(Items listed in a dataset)
..........
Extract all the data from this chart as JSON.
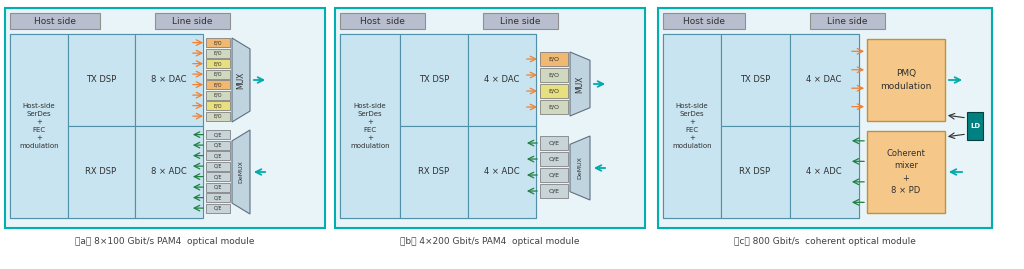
{
  "bg_color": "#ffffff",
  "outer_bg": "#e8f4f8",
  "outer_border": "#00b0b0",
  "blue_area": "#b8dcea",
  "cell_blue": "#c8e4f0",
  "cell_border": "#5090a8",
  "label_bg": "#b8bece",
  "label_border": "#909090",
  "mux_color": "#c0d4e0",
  "mux_border": "#607080",
  "eo_gray": "#c8d4d8",
  "eo_yellow": "#e8e080",
  "eo_orange": "#f0b870",
  "orange_box": "#f5c88a",
  "orange_box_border": "#c09040",
  "teal_box": "#008080",
  "arrow_orange": "#f08030",
  "arrow_green": "#208040",
  "arrow_teal": "#00aaaa",
  "arrow_dark": "#303030",
  "caption_color": "#404040",
  "diagrams": [
    {
      "title": "（a） 8×100 Gbit/s PAM4  optical module",
      "host_label": "Host side",
      "line_label": "Line side",
      "host_text": "Host-side\nSerDes\n+\nFEC\n+\nmodulation",
      "tx_dsp": "TX DSP",
      "rx_dsp": "RX DSP",
      "dac": "8 × DAC",
      "adc": "8 × ADC",
      "mux": "MUX",
      "demux": "DeMUX",
      "eo_count": 8,
      "eo_colors": [
        "#d0d8c0",
        "#e8e080",
        "#d0d8c0",
        "#f0b870",
        "#d0d8c0",
        "#e8e080",
        "#d0d8c0",
        "#f0b870"
      ],
      "oe_colors": [
        "#c8d4d8",
        "#c8d4d8",
        "#c8d4d8",
        "#c8d4d8",
        "#c8d4d8",
        "#c8d4d8",
        "#c8d4d8",
        "#c8d4d8"
      ],
      "type": "pam4"
    },
    {
      "title": "（b） 4×200 Gbit/s PAM4  optical module",
      "host_label": "Host  side",
      "line_label": "Line side",
      "host_text": "Host-side\nSerDes\n+\nFEC\n+\nmodulation",
      "tx_dsp": "TX DSP",
      "rx_dsp": "RX DSP",
      "dac": "4 × DAC",
      "adc": "4 × ADC",
      "mux": "MUX",
      "demux": "DeMUX",
      "eo_count": 4,
      "eo_colors": [
        "#d0d8c0",
        "#e8e080",
        "#d0d8c0",
        "#f0b870"
      ],
      "oe_colors": [
        "#c8d4d8",
        "#c8d4d8",
        "#c8d4d8",
        "#c8d4d8"
      ],
      "type": "pam4"
    },
    {
      "title": "（c） 800 Gbit/s  coherent optical module",
      "host_label": "Host side",
      "line_label": "Line side",
      "host_text": "Host-side\nSerDes\n+\nFEC\n+\nmodulation",
      "tx_dsp": "TX DSP",
      "rx_dsp": "RX DSP",
      "dac": "4 × DAC",
      "adc": "4 × ADC",
      "pmq_text": "PMQ\nmodulation",
      "coherent_text": "Coherent\nmixer\n+\n8 × PD",
      "ld_text": "LD",
      "type": "coherent"
    }
  ]
}
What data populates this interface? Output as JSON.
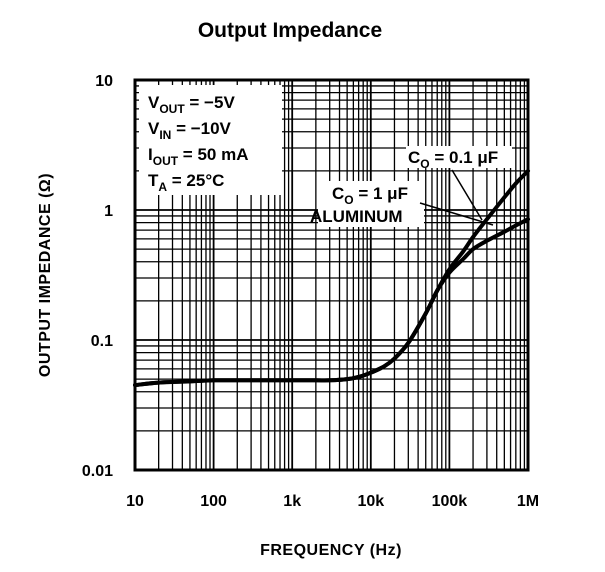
{
  "chart_data": {
    "type": "line",
    "title": "Output Impedance",
    "xlabel": "FREQUENCY (Hz)",
    "ylabel": "OUTPUT IMPEDANCE (Ω)",
    "x_scale": "log",
    "y_scale": "log",
    "xlim": [
      10,
      1000000
    ],
    "ylim": [
      0.01,
      10
    ],
    "x_ticks": [
      10,
      100,
      1000,
      10000,
      100000,
      1000000
    ],
    "x_tick_labels": [
      "10",
      "100",
      "1k",
      "10k",
      "100k",
      "1M"
    ],
    "y_ticks": [
      0.01,
      0.1,
      1,
      10
    ],
    "y_tick_labels": [
      "0.01",
      "0.1",
      "1",
      "10"
    ],
    "grid": true,
    "legend": "none",
    "conditions": {
      "vout": {
        "sym": "V",
        "sub": "OUT",
        "val": " = −5V"
      },
      "vin": {
        "sym": "V",
        "sub": "IN",
        "val": " = −10V"
      },
      "iout": {
        "sym": "I",
        "sub": "OUT",
        "val": " = 50 mA"
      },
      "ta": {
        "sym": "T",
        "sub": "A",
        "val": " = 25°C"
      }
    },
    "series": [
      {
        "name": "CO = 0.1 μF",
        "label": {
          "sym": "C",
          "sub": "O",
          "val": " = 0.1 μF"
        },
        "x": [
          10,
          20,
          50,
          100,
          200,
          500,
          1000,
          2000,
          3000,
          5000,
          7000,
          10000,
          15000,
          20000,
          30000,
          50000,
          70000,
          100000,
          150000,
          200000,
          300000,
          500000,
          700000,
          1000000
        ],
        "y": [
          0.045,
          0.047,
          0.048,
          0.049,
          0.049,
          0.049,
          0.049,
          0.049,
          0.049,
          0.05,
          0.052,
          0.056,
          0.063,
          0.072,
          0.095,
          0.16,
          0.24,
          0.35,
          0.48,
          0.62,
          0.85,
          1.25,
          1.6,
          2.0
        ]
      },
      {
        "name": "CO = 1 μF ALUMINUM",
        "label": {
          "sym": "C",
          "sub": "O",
          "val": " = 1 μF",
          "line2": "ALUMINUM"
        },
        "x": [
          10,
          20,
          50,
          100,
          200,
          500,
          1000,
          2000,
          3000,
          5000,
          7000,
          10000,
          15000,
          20000,
          30000,
          50000,
          70000,
          100000,
          150000,
          200000,
          300000,
          500000,
          700000,
          1000000
        ],
        "y": [
          0.045,
          0.047,
          0.048,
          0.049,
          0.049,
          0.049,
          0.049,
          0.049,
          0.049,
          0.05,
          0.052,
          0.056,
          0.063,
          0.072,
          0.095,
          0.16,
          0.24,
          0.33,
          0.42,
          0.5,
          0.58,
          0.68,
          0.76,
          0.85
        ]
      }
    ]
  }
}
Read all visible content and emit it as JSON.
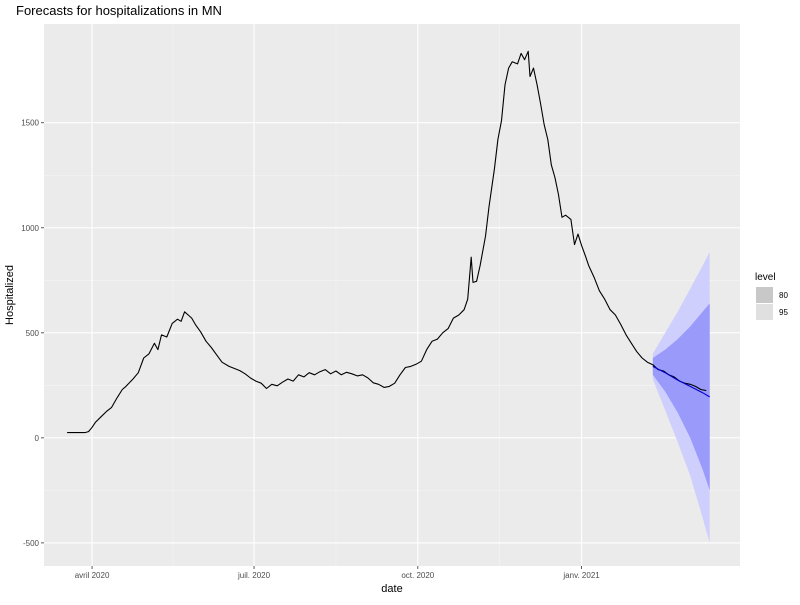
{
  "chart_data": {
    "type": "line",
    "title": "Forecasts for hospitalizations in MN",
    "xlabel": "date",
    "ylabel": "Hospitalized",
    "x_ticks": [
      "avril 2020",
      "juil. 2020",
      "oct. 2020",
      "janv. 2021"
    ],
    "x_tick_dates": [
      "2020-04-01",
      "2020-07-01",
      "2020-10-01",
      "2021-01-01"
    ],
    "xlim": [
      "2020-03-05",
      "2021-03-31"
    ],
    "y_ticks": [
      -500,
      0,
      500,
      1000,
      1500
    ],
    "ylim": [
      -610,
      1970
    ],
    "grid": true,
    "legend": {
      "title": "level",
      "placement": "right",
      "entries": [
        {
          "label": "80",
          "color": "#c8c8c8"
        },
        {
          "label": "95",
          "color": "#e0e0e0"
        }
      ]
    },
    "colors": {
      "panel": "#ebebeb",
      "grid_major": "#ffffff",
      "series": "#000000",
      "forecast_mean": "#0000cc",
      "band_80": "#9a9afb",
      "band_95": "#cfcffd"
    },
    "series": [
      {
        "type": "observed",
        "points": [
          [
            "2020-03-18",
            25
          ],
          [
            "2020-03-20",
            25
          ],
          [
            "2020-03-24",
            25
          ],
          [
            "2020-03-28",
            25
          ],
          [
            "2020-03-30",
            30
          ],
          [
            "2020-04-01",
            50
          ],
          [
            "2020-04-03",
            75
          ],
          [
            "2020-04-06",
            100
          ],
          [
            "2020-04-09",
            125
          ],
          [
            "2020-04-12",
            145
          ],
          [
            "2020-04-15",
            190
          ],
          [
            "2020-04-18",
            230
          ],
          [
            "2020-04-20",
            245
          ],
          [
            "2020-04-24",
            280
          ],
          [
            "2020-04-27",
            310
          ],
          [
            "2020-04-30",
            380
          ],
          [
            "2020-05-03",
            400
          ],
          [
            "2020-05-06",
            450
          ],
          [
            "2020-05-08",
            420
          ],
          [
            "2020-05-10",
            490
          ],
          [
            "2020-05-13",
            480
          ],
          [
            "2020-05-16",
            545
          ],
          [
            "2020-05-19",
            565
          ],
          [
            "2020-05-21",
            555
          ],
          [
            "2020-05-23",
            600
          ],
          [
            "2020-05-25",
            585
          ],
          [
            "2020-05-27",
            570
          ],
          [
            "2020-05-29",
            540
          ],
          [
            "2020-06-01",
            505
          ],
          [
            "2020-06-04",
            460
          ],
          [
            "2020-06-07",
            430
          ],
          [
            "2020-06-10",
            395
          ],
          [
            "2020-06-13",
            360
          ],
          [
            "2020-06-17",
            340
          ],
          [
            "2020-06-20",
            330
          ],
          [
            "2020-06-23",
            320
          ],
          [
            "2020-06-26",
            305
          ],
          [
            "2020-06-29",
            285
          ],
          [
            "2020-07-02",
            270
          ],
          [
            "2020-07-05",
            260
          ],
          [
            "2020-07-08",
            235
          ],
          [
            "2020-07-11",
            255
          ],
          [
            "2020-07-14",
            248
          ],
          [
            "2020-07-17",
            265
          ],
          [
            "2020-07-20",
            280
          ],
          [
            "2020-07-23",
            270
          ],
          [
            "2020-07-26",
            300
          ],
          [
            "2020-07-29",
            290
          ],
          [
            "2020-08-01",
            310
          ],
          [
            "2020-08-04",
            300
          ],
          [
            "2020-08-07",
            315
          ],
          [
            "2020-08-10",
            325
          ],
          [
            "2020-08-13",
            305
          ],
          [
            "2020-08-16",
            318
          ],
          [
            "2020-08-19",
            300
          ],
          [
            "2020-08-22",
            312
          ],
          [
            "2020-08-25",
            305
          ],
          [
            "2020-08-28",
            295
          ],
          [
            "2020-08-31",
            300
          ],
          [
            "2020-09-03",
            285
          ],
          [
            "2020-09-06",
            262
          ],
          [
            "2020-09-09",
            255
          ],
          [
            "2020-09-12",
            240
          ],
          [
            "2020-09-15",
            245
          ],
          [
            "2020-09-18",
            260
          ],
          [
            "2020-09-21",
            300
          ],
          [
            "2020-09-24",
            335
          ],
          [
            "2020-09-27",
            340
          ],
          [
            "2020-09-30",
            350
          ],
          [
            "2020-10-03",
            365
          ],
          [
            "2020-10-06",
            420
          ],
          [
            "2020-10-09",
            460
          ],
          [
            "2020-10-12",
            470
          ],
          [
            "2020-10-15",
            500
          ],
          [
            "2020-10-18",
            520
          ],
          [
            "2020-10-21",
            570
          ],
          [
            "2020-10-24",
            585
          ],
          [
            "2020-10-27",
            610
          ],
          [
            "2020-10-29",
            660
          ],
          [
            "2020-10-31",
            860
          ],
          [
            "2020-11-01",
            740
          ],
          [
            "2020-11-03",
            745
          ],
          [
            "2020-11-05",
            820
          ],
          [
            "2020-11-08",
            960
          ],
          [
            "2020-11-10",
            1100
          ],
          [
            "2020-11-13",
            1280
          ],
          [
            "2020-11-15",
            1420
          ],
          [
            "2020-11-17",
            1510
          ],
          [
            "2020-11-19",
            1680
          ],
          [
            "2020-11-21",
            1760
          ],
          [
            "2020-11-23",
            1790
          ],
          [
            "2020-11-26",
            1780
          ],
          [
            "2020-11-28",
            1830
          ],
          [
            "2020-11-30",
            1800
          ],
          [
            "2020-12-02",
            1840
          ],
          [
            "2020-12-03",
            1720
          ],
          [
            "2020-12-05",
            1760
          ],
          [
            "2020-12-07",
            1680
          ],
          [
            "2020-12-09",
            1590
          ],
          [
            "2020-12-11",
            1490
          ],
          [
            "2020-12-13",
            1420
          ],
          [
            "2020-12-15",
            1300
          ],
          [
            "2020-12-17",
            1240
          ],
          [
            "2020-12-19",
            1160
          ],
          [
            "2020-12-21",
            1050
          ],
          [
            "2020-12-23",
            1060
          ],
          [
            "2020-12-26",
            1040
          ],
          [
            "2020-12-28",
            920
          ],
          [
            "2020-12-30",
            970
          ],
          [
            "2021-01-01",
            915
          ],
          [
            "2021-01-03",
            870
          ],
          [
            "2021-01-05",
            820
          ],
          [
            "2021-01-08",
            765
          ],
          [
            "2021-01-11",
            700
          ],
          [
            "2021-01-14",
            660
          ],
          [
            "2021-01-17",
            610
          ],
          [
            "2021-01-20",
            585
          ],
          [
            "2021-01-23",
            540
          ],
          [
            "2021-01-26",
            490
          ],
          [
            "2021-01-29",
            450
          ],
          [
            "2021-02-01",
            410
          ],
          [
            "2021-02-04",
            380
          ],
          [
            "2021-02-07",
            360
          ],
          [
            "2021-02-10",
            348
          ],
          [
            "2021-02-13",
            325
          ],
          [
            "2021-02-16",
            318
          ],
          [
            "2021-02-19",
            300
          ],
          [
            "2021-02-22",
            290
          ],
          [
            "2021-02-25",
            270
          ],
          [
            "2021-02-28",
            260
          ],
          [
            "2021-03-03",
            255
          ],
          [
            "2021-03-06",
            245
          ],
          [
            "2021-03-09",
            230
          ],
          [
            "2021-03-12",
            225
          ]
        ]
      },
      {
        "type": "forecast_mean",
        "points": [
          [
            "2021-02-10",
            340
          ],
          [
            "2021-02-17",
            310
          ],
          [
            "2021-02-24",
            275
          ],
          [
            "2021-03-03",
            245
          ],
          [
            "2021-03-10",
            215
          ],
          [
            "2021-03-14",
            195
          ]
        ]
      },
      {
        "type": "interval_80",
        "points": [
          [
            "2021-02-10",
            300,
            380
          ],
          [
            "2021-02-17",
            220,
            420
          ],
          [
            "2021-02-24",
            120,
            470
          ],
          [
            "2021-03-03",
            0,
            530
          ],
          [
            "2021-03-10",
            -150,
            600
          ],
          [
            "2021-03-14",
            -250,
            640
          ]
        ]
      },
      {
        "type": "interval_95",
        "points": [
          [
            "2021-02-10",
            280,
            400
          ],
          [
            "2021-02-17",
            130,
            500
          ],
          [
            "2021-02-24",
            -20,
            600
          ],
          [
            "2021-03-03",
            -180,
            710
          ],
          [
            "2021-03-10",
            -380,
            820
          ],
          [
            "2021-03-14",
            -500,
            885
          ]
        ]
      }
    ]
  }
}
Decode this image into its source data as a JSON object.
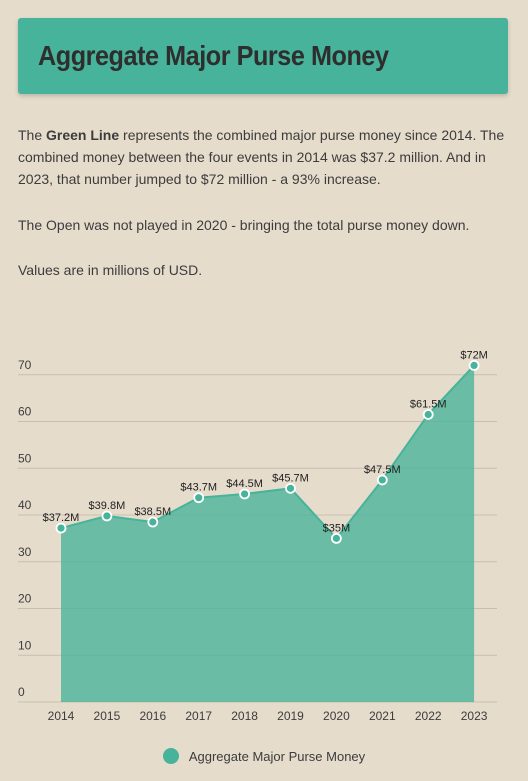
..........
### GIVEN TASK
Determine how many lines of the listing above include the word "optical", and report that number only.

### TASK ANSWER
3